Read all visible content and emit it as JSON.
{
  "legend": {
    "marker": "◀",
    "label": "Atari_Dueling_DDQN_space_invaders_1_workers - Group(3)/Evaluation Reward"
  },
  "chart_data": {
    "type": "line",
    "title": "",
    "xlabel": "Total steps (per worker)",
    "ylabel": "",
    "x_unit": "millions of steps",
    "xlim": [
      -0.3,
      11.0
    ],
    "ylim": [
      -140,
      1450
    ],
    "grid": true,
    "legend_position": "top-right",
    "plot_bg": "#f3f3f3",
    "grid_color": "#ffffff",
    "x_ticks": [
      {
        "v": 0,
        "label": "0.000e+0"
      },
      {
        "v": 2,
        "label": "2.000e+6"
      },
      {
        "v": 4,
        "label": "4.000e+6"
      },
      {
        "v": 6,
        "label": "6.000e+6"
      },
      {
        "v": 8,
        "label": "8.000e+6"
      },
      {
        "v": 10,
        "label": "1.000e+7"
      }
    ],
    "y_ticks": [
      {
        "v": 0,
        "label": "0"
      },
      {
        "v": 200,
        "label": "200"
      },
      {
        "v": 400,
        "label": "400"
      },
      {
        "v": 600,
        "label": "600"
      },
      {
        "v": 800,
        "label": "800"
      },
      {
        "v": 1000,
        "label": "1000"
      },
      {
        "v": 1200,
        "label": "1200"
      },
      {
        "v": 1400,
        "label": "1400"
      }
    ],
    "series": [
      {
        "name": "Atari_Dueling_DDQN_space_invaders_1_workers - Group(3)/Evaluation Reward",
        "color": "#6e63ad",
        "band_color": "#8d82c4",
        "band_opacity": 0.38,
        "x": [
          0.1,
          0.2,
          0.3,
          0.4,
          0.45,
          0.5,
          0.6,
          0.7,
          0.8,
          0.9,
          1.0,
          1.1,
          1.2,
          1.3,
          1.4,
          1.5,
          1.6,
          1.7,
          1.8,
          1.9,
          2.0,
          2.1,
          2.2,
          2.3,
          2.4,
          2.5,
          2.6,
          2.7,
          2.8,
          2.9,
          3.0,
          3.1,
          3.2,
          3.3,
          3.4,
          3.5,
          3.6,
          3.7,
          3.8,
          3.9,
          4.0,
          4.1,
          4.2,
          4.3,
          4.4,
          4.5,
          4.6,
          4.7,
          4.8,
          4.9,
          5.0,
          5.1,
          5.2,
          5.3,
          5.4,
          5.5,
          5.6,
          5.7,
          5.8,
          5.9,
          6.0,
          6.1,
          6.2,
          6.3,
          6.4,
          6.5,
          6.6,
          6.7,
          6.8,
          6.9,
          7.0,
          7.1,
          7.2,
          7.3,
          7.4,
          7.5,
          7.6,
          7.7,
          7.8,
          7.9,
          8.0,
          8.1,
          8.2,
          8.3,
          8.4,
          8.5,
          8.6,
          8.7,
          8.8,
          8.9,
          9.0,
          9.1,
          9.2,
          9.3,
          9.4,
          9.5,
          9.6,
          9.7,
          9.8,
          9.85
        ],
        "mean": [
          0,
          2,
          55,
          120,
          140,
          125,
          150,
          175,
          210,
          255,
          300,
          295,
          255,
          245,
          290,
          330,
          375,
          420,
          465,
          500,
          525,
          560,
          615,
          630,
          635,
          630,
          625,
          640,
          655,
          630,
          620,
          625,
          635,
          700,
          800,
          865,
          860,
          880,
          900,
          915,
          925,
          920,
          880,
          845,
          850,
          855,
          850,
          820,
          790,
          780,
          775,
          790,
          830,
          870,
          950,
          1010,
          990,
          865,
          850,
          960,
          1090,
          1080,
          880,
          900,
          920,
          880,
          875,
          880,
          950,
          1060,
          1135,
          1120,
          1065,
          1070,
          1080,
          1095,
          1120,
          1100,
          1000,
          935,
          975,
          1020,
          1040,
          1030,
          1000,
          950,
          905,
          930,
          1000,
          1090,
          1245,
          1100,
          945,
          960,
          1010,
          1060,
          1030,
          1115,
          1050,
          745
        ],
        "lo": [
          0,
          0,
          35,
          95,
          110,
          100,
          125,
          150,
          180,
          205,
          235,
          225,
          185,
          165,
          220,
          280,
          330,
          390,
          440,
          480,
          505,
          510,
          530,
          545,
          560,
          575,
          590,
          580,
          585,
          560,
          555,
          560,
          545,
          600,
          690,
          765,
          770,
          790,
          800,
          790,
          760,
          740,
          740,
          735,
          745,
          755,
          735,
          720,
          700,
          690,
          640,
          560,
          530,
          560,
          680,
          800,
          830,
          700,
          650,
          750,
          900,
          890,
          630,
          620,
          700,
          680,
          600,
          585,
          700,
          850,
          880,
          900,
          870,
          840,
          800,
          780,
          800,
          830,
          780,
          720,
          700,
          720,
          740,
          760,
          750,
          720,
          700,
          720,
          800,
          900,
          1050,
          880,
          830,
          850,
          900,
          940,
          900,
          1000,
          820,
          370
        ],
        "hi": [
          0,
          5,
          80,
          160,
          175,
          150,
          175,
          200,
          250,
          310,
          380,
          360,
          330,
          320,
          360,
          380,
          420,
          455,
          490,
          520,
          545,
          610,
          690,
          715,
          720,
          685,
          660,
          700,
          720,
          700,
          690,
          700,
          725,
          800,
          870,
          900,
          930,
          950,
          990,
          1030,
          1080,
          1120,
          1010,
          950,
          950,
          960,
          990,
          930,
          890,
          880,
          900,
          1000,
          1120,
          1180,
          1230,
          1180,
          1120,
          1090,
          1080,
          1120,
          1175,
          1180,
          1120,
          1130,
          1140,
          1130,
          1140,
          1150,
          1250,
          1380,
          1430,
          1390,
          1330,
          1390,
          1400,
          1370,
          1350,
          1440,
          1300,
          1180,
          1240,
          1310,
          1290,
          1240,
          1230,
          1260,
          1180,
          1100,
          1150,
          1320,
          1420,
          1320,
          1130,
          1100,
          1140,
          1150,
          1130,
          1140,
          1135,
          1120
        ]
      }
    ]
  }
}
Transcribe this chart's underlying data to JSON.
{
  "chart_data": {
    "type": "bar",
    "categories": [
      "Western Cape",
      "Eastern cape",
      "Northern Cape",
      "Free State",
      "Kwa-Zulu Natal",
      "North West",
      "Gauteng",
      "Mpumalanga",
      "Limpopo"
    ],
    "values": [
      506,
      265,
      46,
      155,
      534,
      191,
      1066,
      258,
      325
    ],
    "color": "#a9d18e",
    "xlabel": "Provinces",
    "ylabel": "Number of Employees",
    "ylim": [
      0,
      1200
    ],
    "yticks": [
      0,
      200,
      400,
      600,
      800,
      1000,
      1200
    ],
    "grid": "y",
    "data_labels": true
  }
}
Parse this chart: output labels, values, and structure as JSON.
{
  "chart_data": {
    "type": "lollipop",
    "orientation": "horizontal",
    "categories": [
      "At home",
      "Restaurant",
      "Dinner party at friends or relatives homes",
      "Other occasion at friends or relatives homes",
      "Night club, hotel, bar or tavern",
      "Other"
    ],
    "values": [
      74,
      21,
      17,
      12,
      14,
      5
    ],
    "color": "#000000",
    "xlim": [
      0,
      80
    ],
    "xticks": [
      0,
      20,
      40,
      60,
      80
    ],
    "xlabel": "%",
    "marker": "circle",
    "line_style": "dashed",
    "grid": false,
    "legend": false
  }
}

Exercise task:
Using the listing, copy every line where the word "JSON" shows up.

Exercise solution:
Read all visible content and emit it as JSON.
Transcribe this chart's underlying data to JSON.
Parse this chart: output labels, values, and structure as JSON.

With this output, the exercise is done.